-- Start --

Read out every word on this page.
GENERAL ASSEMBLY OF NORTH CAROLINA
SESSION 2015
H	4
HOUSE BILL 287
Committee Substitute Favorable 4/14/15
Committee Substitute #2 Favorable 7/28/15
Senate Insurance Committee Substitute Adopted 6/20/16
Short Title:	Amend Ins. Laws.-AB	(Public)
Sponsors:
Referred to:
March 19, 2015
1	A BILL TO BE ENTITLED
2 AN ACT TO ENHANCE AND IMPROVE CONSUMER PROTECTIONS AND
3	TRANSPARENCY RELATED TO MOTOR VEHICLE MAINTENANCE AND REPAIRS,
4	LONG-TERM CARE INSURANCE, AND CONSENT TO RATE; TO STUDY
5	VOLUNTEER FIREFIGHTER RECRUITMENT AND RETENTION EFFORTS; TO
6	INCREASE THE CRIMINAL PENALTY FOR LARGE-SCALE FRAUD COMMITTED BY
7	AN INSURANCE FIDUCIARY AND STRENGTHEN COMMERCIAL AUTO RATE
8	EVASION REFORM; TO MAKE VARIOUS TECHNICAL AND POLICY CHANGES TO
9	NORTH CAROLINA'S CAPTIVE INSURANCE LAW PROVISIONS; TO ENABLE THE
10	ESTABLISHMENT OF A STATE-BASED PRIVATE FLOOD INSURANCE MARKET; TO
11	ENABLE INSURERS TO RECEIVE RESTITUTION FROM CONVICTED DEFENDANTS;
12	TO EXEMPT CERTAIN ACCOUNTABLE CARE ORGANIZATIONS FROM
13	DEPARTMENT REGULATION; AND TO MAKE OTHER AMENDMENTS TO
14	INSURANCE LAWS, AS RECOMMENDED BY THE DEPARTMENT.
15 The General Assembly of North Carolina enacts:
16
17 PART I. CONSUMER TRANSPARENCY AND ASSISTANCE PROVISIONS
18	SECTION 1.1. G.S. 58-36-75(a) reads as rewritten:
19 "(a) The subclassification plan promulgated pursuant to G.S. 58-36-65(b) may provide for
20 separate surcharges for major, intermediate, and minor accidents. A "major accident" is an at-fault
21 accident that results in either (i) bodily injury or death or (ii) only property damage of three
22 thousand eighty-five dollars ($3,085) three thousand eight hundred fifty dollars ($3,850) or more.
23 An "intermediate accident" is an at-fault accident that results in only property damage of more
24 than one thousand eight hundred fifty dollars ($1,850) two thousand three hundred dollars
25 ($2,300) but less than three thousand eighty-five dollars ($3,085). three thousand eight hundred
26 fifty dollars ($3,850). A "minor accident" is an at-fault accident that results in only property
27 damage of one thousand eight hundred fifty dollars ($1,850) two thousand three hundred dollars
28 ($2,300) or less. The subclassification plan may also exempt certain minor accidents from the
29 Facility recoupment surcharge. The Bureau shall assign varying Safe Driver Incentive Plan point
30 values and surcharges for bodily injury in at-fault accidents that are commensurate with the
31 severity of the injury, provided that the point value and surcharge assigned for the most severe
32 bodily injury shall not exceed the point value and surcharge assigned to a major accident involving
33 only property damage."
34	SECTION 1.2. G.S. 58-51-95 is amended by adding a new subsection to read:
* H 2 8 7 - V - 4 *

-- End --

Print every entry exactly as written.

▸ **EXERCISE OUTPUT**:
Read out every word on this page.
GENERAL ASSEMBLY OF NORTH CAROLINA
SESSION 2015
H	4
HOUSE BILL 287
Committee Substitute Favorable 4/14/15
Committee Substitute #2 Favorable 7/28/15
Senate Insurance Committee Substitute Adopted 6/20/16
Short Title:	Amend Ins. Laws.-AB	(Public)
Sponsors:
Referred to:
March 19, 2015
1	A BILL TO BE ENTITLED
2 AN ACT TO ENHANCE AND IMPROVE CONSUMER PROTECTIONS AND
3	TRANSPARENCY RELATED TO MOTOR VEHICLE MAINTENANCE AND REPAIRS,
4	LONG-TERM CARE INSURANCE, AND CONSENT TO RATE; TO STUDY
5	VOLUNTEER FIREFIGHTER RECRUITMENT AND RETENTION EFFORTS; TO
6	INCREASE THE CRIMINAL PENALTY FOR LARGE-SCALE FRAUD COMMITTED BY
7	AN INSURANCE FIDUCIARY AND STRENGTHEN COMMERCIAL AUTO RATE
8	EVASION REFORM; TO MAKE VARIOUS TECHNICAL AND POLICY CHANGES TO
9	NORTH CAROLINA'S CAPTIVE INSURANCE LAW PROVISIONS; TO ENABLE THE
10	ESTABLISHMENT OF A STATE-BASED PRIVATE FLOOD INSURANCE MARKET; TO
11	ENABLE INSURERS TO RECEIVE RESTITUTION FROM CONVICTED DEFENDANTS;
12	TO EXEMPT CERTAIN ACCOUNTABLE CARE ORGANIZATIONS FROM
13	DEPARTMENT REGULATION; AND TO MAKE OTHER AMENDMENTS TO
14	INSURANCE LAWS, AS RECOMMENDED BY THE DEPARTMENT.
15 The General Assembly of North Carolina enacts:
16
17 PART I. CONSUMER TRANSPARENCY AND ASSISTANCE PROVISIONS
18	SECTION 1.1. G.S. 58-36-75(a) reads as rewritten:
19 "(a) The subclassification plan promulgated pursuant to G.S. 58-36-65(b) may provide for
20 separate surcharges for major, intermediate, and minor accidents. A "major accident" is an at-fault
21 accident that results in either (i) bodily injury or death or (ii) only property damage of three
22 thousand eighty-five dollars ($3,085) three thousand eight hundred fifty dollars ($3,850) or more.
23 An "intermediate accident" is an at-fault accident that results in only property damage of more
24 than one thousand eight hundred fifty dollars ($1,850) two thousand three hundred dollars
25 ($2,300) but less than three thousand eighty-five dollars ($3,085). three thousand eight hundred
26 fifty dollars ($3,850). A "minor accident" is an at-fault accident that results in only property
27 damage of one thousand eight hundred fifty dollars ($1,850) two thousand three hundred dollars
28 ($2,300) or less. The subclassification plan may also exempt certain minor accidents from the
29 Facility recoupment surcharge. The Bureau shall assign varying Safe Driver Incentive Plan point
30 values and surcharges for bodily injury in at-fault accidents that are commensurate with the
31 severity of the injury, provided that the point value and surcharge assigned for the most severe
32 bodily injury shall not exceed the point value and surcharge assigned to a major accident involving
33 only property damage."
34	SECTION 1.2. G.S. 58-51-95 is amended by adding a new subsection to read:
* H 2 8 7 - V - 4 *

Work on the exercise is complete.